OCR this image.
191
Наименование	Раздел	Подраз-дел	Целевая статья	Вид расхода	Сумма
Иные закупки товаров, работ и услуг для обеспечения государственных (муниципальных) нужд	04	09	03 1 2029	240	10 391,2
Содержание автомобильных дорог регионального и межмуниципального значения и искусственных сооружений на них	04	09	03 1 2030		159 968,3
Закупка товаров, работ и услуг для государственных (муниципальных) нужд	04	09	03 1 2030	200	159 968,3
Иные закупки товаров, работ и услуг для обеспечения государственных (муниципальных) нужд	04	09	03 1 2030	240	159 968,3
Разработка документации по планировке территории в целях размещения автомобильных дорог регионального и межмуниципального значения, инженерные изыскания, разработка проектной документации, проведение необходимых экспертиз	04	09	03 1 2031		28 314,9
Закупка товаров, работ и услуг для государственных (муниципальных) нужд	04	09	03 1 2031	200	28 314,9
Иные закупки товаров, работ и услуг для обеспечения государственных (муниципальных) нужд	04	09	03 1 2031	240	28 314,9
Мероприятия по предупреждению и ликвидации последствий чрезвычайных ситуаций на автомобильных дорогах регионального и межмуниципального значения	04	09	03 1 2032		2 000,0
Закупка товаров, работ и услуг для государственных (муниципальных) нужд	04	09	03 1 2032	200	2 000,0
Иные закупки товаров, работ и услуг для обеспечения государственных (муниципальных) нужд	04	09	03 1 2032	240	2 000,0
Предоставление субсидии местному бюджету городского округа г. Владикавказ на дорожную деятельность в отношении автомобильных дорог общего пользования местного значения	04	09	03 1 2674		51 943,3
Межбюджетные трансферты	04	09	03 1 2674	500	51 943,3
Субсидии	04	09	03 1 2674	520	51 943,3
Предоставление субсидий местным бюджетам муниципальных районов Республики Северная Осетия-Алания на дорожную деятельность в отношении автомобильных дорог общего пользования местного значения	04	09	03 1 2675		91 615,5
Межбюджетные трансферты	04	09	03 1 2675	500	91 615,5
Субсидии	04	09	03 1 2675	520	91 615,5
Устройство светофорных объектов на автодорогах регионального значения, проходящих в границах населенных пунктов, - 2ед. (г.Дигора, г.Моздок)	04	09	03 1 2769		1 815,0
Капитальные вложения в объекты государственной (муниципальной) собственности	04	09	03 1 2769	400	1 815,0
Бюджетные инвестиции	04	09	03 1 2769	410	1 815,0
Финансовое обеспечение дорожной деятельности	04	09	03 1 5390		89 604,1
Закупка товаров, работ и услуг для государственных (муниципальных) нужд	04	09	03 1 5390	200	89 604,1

### WHAT TO WORK ON
Could you transcribe the records in full, exactly?

### WRITTEN RESPONSE
OCR this image.
191
Наименование	Раздел	Подраз-дел	Целевая статья	Вид расхода	Сумма
Иные закупки товаров, работ и услуг для обеспечения государственных (муниципальных) нужд	04	09	03 1 2029	240	10 391,2
Содержание автомобильных дорог регионального и межмуниципального значения и искусственных сооружений на них	04	09	03 1 2030		159 968,3
Закупка товаров, работ и услуг для государственных (муниципальных) нужд	04	09	03 1 2030	200	159 968,3
Иные закупки товаров, работ и услуг для обеспечения государственных (муниципальных) нужд	04	09	03 1 2030	240	159 968,3
Разработка документации по планировке территории в целях размещения автомобильных дорог регионального и межмуниципального значения, инженерные изыскания, разработка проектной документации, проведение необходимых экспертиз	04	09	03 1 2031		28 314,9
Закупка товаров, работ и услуг для государственных (муниципальных) нужд	04	09	03 1 2031	200	28 314,9
Иные закупки товаров, работ и услуг для обеспечения государственных (муниципальных) нужд	04	09	03 1 2031	240	28 314,9
Мероприятия по предупреждению и ликвидации последствий чрезвычайных ситуаций на автомобильных дорогах регионального и межмуниципального значения	04	09	03 1 2032		2 000,0
Закупка товаров, работ и услуг для государственных (муниципальных) нужд	04	09	03 1 2032	200	2 000,0
Иные закупки товаров, работ и услуг для обеспечения государственных (муниципальных) нужд	04	09	03 1 2032	240	2 000,0
Предоставление субсидии местному бюджету городского округа г. Владикавказ на дорожную деятельность в отношении автомобильных дорог общего пользования местного значения	04	09	03 1 2674		51 943,3
Межбюджетные трансферты	04	09	03 1 2674	500	51 943,3
Субсидии	04	09	03 1 2674	520	51 943,3
Предоставление субсидий местным бюджетам муниципальных районов Республики Северная Осетия-Алания на дорожную деятельность в отношении автомобильных дорог общего пользования местного значения	04	09	03 1 2675		91 615,5
Межбюджетные трансферты	04	09	03 1 2675	500	91 615,5
Субсидии	04	09	03 1 2675	520	91 615,5
Устройство светофорных объектов на автодорогах регионального значения, проходящих в границах населенных пунктов, - 2ед. (г.Дигора, г.Моздок)	04	09	03 1 2769		1 815,0
Капитальные вложения в объекты государственной (муниципальной) собственности	04	09	03 1 2769	400	1 815,0
Бюджетные инвестиции	04	09	03 1 2769	410	1 815,0
Финансовое обеспечение дорожной деятельности	04	09	03 1 5390		89 604,1
Закупка товаров, работ и услуг для государственных (муниципальных) нужд	04	09	03 1 5390	200	89 604,1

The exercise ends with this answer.